• _TASK REQUIREMENTS_
Copy out all of the material exactly as presented.

>> START RECORDS FOR THE TASK

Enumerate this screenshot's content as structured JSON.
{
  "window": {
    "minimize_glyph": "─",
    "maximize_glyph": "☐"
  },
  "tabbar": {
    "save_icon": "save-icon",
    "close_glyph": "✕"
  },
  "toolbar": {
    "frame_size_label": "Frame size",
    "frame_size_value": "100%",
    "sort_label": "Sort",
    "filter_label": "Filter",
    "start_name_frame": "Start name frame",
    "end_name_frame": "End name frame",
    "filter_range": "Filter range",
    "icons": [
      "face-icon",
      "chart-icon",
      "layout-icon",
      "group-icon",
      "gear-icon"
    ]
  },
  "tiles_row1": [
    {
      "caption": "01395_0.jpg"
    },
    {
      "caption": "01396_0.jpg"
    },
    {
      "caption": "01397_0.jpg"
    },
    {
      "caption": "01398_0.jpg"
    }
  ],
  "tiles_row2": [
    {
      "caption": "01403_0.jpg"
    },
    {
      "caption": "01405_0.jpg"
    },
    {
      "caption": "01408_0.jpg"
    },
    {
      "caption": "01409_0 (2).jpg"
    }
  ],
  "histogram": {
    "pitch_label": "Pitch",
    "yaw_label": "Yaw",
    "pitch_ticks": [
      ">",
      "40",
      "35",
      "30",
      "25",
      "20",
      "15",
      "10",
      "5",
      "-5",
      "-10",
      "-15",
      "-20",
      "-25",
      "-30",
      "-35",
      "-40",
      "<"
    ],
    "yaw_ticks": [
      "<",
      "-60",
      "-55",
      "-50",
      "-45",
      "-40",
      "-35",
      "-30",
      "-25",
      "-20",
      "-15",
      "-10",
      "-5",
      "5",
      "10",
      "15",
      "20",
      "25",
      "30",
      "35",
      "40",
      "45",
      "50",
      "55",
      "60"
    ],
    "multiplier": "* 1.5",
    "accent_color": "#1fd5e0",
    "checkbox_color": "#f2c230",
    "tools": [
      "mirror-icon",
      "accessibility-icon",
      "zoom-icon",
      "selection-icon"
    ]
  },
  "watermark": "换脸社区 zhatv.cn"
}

>> END RECORDS FOR THE TASK

• _TASK RESULT_
Enumerate this screenshot's content as structured JSON.
{
  "window": {
    "minimize_glyph": "─",
    "maximize_glyph": "☐"
  },
  "tabbar": {
    "save_icon": "save-icon",
    "close_glyph": "✕"
  },
  "toolbar": {
    "frame_size_label": "Frame size",
    "frame_size_value": "100%",
    "sort_label": "Sort",
    "filter_label": "Filter",
    "start_name_frame": "Start name frame",
    "end_name_frame": "End name frame",
    "filter_range": "Filter range",
    "icons": [
      "face-icon",
      "chart-icon",
      "layout-icon",
      "group-icon",
      "gear-icon"
    ]
  },
  "tiles_row1": [
    {
      "caption": "01395_0.jpg"
    },
    {
      "caption": "01396_0.jpg"
    },
    {
      "caption": "01397_0.jpg"
    },
    {
      "caption": "01398_0.jpg"
    }
  ],
  "tiles_row2": [
    {
      "caption": "01403_0.jpg"
    },
    {
      "caption": "01405_0.jpg"
    },
    {
      "caption": "01408_0.jpg"
    },
    {
      "caption": "01409_0 (2).jpg"
    }
  ],
  "histogram": {
    "pitch_label": "Pitch",
    "yaw_label": "Yaw",
    "pitch_ticks": [
      ">",
      "40",
      "35",
      "30",
      "25",
      "20",
      "15",
      "10",
      "5",
      "-5",
      "-10",
      "-15",
      "-20",
      "-25",
      "-30",
      "-35",
      "-40",
      "<"
    ],
    "yaw_ticks": [
      "<",
      "-60",
      "-55",
      "-50",
      "-45",
      "-40",
      "-35",
      "-30",
      "-25",
      "-20",
      "-15",
      "-10",
      "-5",
      "5",
      "10",
      "15",
      "20",
      "25",
      "30",
      "35",
      "40",
      "45",
      "50",
      "55",
      "60"
    ],
    "multiplier": "* 1.5",
    "accent_color": "#1fd5e0",
    "checkbox_color": "#f2c230",
    "tools": [
      "mirror-icon",
      "accessibility-icon",
      "zoom-icon",
      "selection-icon"
    ]
  },
  "watermark": "换脸社区 zhatv.cn"
}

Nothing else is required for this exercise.